• _CHALLENGE_
Pull out every line containing the string "xlabel".

═══ GIVEN INFORMATION

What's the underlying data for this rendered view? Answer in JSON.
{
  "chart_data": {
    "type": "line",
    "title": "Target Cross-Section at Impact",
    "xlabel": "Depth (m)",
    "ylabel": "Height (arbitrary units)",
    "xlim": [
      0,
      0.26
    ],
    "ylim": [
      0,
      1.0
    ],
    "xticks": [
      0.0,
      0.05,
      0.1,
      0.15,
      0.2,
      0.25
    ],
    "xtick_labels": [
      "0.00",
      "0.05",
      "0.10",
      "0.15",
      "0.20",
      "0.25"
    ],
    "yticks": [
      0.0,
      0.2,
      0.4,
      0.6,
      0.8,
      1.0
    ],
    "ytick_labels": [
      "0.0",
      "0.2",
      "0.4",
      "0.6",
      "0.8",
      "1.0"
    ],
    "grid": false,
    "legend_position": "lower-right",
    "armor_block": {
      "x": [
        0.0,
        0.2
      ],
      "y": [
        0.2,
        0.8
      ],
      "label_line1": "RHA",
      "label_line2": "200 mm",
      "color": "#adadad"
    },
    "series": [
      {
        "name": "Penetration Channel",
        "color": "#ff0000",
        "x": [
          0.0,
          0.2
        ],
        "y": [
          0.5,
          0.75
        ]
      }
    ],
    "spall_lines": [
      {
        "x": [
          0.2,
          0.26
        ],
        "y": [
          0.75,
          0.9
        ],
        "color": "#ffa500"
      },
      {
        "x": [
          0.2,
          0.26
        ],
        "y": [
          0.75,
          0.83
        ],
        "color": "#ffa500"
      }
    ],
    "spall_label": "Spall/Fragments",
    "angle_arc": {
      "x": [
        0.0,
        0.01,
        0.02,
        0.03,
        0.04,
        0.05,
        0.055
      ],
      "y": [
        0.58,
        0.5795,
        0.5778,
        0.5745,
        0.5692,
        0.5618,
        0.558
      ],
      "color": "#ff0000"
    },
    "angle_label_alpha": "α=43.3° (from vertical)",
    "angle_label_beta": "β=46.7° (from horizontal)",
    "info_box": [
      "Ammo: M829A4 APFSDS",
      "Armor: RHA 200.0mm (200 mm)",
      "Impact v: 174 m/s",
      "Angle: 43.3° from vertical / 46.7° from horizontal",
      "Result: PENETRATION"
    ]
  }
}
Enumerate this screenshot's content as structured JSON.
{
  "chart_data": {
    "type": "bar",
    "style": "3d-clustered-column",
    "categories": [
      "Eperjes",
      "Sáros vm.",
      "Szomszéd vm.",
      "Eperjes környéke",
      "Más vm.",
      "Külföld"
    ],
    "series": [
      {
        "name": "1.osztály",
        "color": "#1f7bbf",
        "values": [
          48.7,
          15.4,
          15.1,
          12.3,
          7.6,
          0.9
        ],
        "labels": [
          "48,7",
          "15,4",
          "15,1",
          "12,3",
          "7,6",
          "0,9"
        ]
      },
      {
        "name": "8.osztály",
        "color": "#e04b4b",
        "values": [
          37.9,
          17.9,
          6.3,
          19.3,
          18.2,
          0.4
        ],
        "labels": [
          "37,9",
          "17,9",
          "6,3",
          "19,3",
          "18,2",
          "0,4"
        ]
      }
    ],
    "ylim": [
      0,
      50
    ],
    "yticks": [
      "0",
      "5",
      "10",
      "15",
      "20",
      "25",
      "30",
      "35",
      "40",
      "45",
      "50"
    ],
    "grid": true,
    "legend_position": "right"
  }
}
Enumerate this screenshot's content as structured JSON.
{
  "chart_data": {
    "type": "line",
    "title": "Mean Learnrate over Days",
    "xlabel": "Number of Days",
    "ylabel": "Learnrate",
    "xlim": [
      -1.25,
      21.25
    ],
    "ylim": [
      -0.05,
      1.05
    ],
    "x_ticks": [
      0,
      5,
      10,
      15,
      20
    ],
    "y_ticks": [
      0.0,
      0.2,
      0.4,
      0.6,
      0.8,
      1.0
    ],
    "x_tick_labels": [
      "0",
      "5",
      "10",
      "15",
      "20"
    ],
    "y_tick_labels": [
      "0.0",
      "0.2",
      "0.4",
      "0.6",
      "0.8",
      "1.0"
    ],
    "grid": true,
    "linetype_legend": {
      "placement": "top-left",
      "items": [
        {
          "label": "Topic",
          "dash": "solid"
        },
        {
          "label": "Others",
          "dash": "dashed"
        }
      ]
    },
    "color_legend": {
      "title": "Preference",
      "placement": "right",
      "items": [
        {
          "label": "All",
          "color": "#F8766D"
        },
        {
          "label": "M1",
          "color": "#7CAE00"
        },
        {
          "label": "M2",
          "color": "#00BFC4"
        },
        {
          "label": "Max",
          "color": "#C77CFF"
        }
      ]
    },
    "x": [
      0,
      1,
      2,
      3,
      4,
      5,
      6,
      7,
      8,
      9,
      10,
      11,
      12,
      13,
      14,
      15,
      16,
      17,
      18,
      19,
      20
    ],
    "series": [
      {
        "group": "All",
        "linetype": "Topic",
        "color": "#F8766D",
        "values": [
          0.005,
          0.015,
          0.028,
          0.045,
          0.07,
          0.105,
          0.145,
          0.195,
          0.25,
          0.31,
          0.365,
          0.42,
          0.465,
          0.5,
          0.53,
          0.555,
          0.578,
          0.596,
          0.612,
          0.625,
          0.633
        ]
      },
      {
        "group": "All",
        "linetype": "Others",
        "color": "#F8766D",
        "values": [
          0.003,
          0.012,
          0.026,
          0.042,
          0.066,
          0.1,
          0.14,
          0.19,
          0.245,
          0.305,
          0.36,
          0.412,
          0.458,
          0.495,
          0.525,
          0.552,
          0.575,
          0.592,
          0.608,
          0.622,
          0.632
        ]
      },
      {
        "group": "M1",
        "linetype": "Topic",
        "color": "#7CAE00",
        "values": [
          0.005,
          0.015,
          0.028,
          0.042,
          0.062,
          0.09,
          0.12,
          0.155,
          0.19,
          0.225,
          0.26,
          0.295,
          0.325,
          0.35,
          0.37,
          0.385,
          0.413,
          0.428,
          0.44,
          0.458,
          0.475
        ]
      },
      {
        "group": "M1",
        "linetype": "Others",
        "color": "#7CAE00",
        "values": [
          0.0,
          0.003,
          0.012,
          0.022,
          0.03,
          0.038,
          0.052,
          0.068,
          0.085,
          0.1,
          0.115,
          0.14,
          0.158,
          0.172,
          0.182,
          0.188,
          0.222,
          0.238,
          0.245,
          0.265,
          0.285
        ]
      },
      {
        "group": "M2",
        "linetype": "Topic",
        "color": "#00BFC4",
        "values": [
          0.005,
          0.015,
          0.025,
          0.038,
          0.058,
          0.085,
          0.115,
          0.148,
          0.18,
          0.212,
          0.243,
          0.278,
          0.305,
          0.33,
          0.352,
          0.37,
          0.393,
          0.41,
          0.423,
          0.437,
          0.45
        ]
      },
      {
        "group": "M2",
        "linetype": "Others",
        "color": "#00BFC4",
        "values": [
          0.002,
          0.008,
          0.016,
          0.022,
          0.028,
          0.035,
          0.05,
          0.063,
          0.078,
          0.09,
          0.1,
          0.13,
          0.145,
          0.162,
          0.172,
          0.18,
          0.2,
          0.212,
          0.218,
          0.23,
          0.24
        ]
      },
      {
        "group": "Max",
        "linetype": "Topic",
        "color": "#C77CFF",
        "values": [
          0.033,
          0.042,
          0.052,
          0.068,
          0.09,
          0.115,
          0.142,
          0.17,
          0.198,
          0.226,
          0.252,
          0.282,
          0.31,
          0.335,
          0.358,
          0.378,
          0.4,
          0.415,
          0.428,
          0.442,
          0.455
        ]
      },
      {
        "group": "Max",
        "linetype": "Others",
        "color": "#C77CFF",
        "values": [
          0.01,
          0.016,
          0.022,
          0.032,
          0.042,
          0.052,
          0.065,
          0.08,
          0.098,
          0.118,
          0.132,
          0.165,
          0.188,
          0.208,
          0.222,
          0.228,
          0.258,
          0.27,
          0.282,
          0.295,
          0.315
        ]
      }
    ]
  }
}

══════

• _OUTPUT FOR THIS TASK_
    "xlabel": "Depth (m)",
    "xlabel": "Number of Days",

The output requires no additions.